What the task asks: List every line of the records below that contains the word "name".

Input data:

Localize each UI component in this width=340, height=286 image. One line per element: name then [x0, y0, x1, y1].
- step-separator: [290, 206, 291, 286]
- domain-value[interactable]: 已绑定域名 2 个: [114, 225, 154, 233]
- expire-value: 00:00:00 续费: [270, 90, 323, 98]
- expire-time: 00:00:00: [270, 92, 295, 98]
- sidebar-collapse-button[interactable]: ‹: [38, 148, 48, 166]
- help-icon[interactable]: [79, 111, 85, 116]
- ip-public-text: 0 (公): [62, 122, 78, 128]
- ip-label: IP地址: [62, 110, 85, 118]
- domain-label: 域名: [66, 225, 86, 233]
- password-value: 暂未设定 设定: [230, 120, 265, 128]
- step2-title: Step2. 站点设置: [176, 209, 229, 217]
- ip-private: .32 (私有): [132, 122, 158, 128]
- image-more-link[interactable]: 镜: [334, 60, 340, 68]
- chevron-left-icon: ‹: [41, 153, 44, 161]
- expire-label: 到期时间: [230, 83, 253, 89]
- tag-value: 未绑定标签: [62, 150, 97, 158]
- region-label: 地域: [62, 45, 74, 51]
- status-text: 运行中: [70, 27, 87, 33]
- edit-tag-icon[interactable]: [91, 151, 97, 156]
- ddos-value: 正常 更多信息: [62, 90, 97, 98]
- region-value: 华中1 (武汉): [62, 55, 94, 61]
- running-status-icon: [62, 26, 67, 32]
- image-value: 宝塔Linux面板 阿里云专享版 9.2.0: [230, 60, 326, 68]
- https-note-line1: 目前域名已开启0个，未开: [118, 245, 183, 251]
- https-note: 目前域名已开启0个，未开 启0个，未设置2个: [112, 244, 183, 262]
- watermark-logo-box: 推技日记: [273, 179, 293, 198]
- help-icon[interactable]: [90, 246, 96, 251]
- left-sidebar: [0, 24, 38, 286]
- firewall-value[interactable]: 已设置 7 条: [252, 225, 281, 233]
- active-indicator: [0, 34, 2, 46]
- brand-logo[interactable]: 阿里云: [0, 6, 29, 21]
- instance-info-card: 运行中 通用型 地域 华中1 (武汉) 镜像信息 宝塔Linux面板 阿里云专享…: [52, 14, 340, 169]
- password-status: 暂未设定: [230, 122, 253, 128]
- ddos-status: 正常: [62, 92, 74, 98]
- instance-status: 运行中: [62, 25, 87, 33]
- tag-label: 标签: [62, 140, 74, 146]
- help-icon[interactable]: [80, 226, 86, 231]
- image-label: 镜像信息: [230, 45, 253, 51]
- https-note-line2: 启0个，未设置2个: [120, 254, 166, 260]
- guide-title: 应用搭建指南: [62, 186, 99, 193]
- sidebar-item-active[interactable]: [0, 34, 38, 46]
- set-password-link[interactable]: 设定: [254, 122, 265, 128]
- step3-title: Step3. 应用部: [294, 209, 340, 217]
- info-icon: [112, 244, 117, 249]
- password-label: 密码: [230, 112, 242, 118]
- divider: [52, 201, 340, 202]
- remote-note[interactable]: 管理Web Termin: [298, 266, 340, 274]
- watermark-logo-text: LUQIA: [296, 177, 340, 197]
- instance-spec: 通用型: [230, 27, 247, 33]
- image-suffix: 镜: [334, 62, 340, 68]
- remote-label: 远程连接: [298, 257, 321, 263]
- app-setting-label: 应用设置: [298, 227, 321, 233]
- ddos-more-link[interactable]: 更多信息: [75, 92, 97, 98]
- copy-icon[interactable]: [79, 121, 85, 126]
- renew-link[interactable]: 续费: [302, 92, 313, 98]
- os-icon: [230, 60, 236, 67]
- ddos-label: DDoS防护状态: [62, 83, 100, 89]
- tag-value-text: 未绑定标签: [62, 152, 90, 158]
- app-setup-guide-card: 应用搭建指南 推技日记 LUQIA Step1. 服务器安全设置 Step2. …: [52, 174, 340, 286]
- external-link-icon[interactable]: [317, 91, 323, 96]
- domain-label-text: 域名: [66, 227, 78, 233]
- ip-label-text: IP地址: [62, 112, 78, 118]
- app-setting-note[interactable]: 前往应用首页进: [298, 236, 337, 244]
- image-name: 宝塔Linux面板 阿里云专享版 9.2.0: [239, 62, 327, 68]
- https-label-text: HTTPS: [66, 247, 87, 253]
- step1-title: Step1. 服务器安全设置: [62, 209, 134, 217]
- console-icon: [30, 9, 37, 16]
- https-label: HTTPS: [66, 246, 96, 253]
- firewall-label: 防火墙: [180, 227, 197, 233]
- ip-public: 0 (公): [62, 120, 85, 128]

Exercise response:
Localize each UI component in this width=340, height=286 image. One line per element: name then [x0, y0, x1, y1].
- image-name: 宝塔Linux面板 阿里云专享版 9.2.0: [239, 62, 327, 68]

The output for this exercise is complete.